▸ STATED GOAL
Take the material and output all of it exactly.

▸ EXTRACTED DATA

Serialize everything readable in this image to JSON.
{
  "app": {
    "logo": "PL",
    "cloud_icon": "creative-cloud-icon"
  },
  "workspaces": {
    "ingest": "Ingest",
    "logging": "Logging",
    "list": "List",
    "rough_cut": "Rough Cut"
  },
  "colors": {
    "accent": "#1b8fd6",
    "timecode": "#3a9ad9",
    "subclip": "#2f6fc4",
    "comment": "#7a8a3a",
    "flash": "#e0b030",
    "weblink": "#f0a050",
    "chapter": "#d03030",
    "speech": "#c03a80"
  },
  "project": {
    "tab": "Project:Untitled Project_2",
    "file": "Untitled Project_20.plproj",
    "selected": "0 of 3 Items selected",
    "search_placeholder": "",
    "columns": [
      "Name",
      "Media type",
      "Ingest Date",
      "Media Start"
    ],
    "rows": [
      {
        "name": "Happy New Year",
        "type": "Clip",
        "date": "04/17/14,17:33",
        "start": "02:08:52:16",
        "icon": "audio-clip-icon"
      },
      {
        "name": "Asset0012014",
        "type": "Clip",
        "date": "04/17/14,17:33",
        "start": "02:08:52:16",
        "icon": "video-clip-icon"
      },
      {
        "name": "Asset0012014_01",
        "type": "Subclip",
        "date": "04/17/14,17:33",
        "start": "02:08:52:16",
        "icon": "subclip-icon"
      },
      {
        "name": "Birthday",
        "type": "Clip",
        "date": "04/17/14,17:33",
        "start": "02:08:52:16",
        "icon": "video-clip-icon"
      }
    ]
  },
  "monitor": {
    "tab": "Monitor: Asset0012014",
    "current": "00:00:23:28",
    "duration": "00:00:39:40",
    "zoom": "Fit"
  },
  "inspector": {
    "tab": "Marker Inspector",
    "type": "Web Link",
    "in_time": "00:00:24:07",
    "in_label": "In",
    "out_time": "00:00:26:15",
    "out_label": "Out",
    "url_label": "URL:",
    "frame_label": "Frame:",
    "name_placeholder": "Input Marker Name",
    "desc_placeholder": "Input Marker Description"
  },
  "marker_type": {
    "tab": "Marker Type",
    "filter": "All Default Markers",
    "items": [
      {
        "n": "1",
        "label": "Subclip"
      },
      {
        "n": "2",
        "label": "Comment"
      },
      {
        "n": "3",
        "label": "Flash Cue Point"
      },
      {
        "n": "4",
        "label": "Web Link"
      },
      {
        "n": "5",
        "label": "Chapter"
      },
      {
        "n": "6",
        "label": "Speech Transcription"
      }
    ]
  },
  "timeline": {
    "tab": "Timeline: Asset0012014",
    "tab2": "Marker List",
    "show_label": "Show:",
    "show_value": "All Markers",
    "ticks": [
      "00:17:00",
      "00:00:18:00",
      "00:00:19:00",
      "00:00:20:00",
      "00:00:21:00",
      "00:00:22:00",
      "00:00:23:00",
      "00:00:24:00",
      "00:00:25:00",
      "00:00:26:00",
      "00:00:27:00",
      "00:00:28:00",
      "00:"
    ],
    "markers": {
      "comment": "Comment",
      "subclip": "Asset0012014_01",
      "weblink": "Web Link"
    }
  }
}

▸ COMPLETE ANSWER
Serialize everything readable in this image to JSON.
{
  "app": {
    "logo": "PL",
    "cloud_icon": "creative-cloud-icon"
  },
  "workspaces": {
    "ingest": "Ingest",
    "logging": "Logging",
    "list": "List",
    "rough_cut": "Rough Cut"
  },
  "colors": {
    "accent": "#1b8fd6",
    "timecode": "#3a9ad9",
    "subclip": "#2f6fc4",
    "comment": "#7a8a3a",
    "flash": "#e0b030",
    "weblink": "#f0a050",
    "chapter": "#d03030",
    "speech": "#c03a80"
  },
  "project": {
    "tab": "Project:Untitled Project_2",
    "file": "Untitled Project_20.plproj",
    "selected": "0 of 3 Items selected",
    "search_placeholder": "",
    "columns": [
      "Name",
      "Media type",
      "Ingest Date",
      "Media Start"
    ],
    "rows": [
      {
        "name": "Happy New Year",
        "type": "Clip",
        "date": "04/17/14,17:33",
        "start": "02:08:52:16",
        "icon": "audio-clip-icon"
      },
      {
        "name": "Asset0012014",
        "type": "Clip",
        "date": "04/17/14,17:33",
        "start": "02:08:52:16",
        "icon": "video-clip-icon"
      },
      {
        "name": "Asset0012014_01",
        "type": "Subclip",
        "date": "04/17/14,17:33",
        "start": "02:08:52:16",
        "icon": "subclip-icon"
      },
      {
        "name": "Birthday",
        "type": "Clip",
        "date": "04/17/14,17:33",
        "start": "02:08:52:16",
        "icon": "video-clip-icon"
      }
    ]
  },
  "monitor": {
    "tab": "Monitor: Asset0012014",
    "current": "00:00:23:28",
    "duration": "00:00:39:40",
    "zoom": "Fit"
  },
  "inspector": {
    "tab": "Marker Inspector",
    "type": "Web Link",
    "in_time": "00:00:24:07",
    "in_label": "In",
    "out_time": "00:00:26:15",
    "out_label": "Out",
    "url_label": "URL:",
    "frame_label": "Frame:",
    "name_placeholder": "Input Marker Name",
    "desc_placeholder": "Input Marker Description"
  },
  "marker_type": {
    "tab": "Marker Type",
    "filter": "All Default Markers",
    "items": [
      {
        "n": "1",
        "label": "Subclip"
      },
      {
        "n": "2",
        "label": "Comment"
      },
      {
        "n": "3",
        "label": "Flash Cue Point"
      },
      {
        "n": "4",
        "label": "Web Link"
      },
      {
        "n": "5",
        "label": "Chapter"
      },
      {
        "n": "6",
        "label": "Speech Transcription"
      }
    ]
  },
  "timeline": {
    "tab": "Timeline: Asset0012014",
    "tab2": "Marker List",
    "show_label": "Show:",
    "show_value": "All Markers",
    "ticks": [
      "00:17:00",
      "00:00:18:00",
      "00:00:19:00",
      "00:00:20:00",
      "00:00:21:00",
      "00:00:22:00",
      "00:00:23:00",
      "00:00:24:00",
      "00:00:25:00",
      "00:00:26:00",
      "00:00:27:00",
      "00:00:28:00",
      "00:"
    ],
    "markers": {
      "comment": "Comment",
      "subclip": "Asset0012014_01",
      "weblink": "Web Link"
    }
  }
}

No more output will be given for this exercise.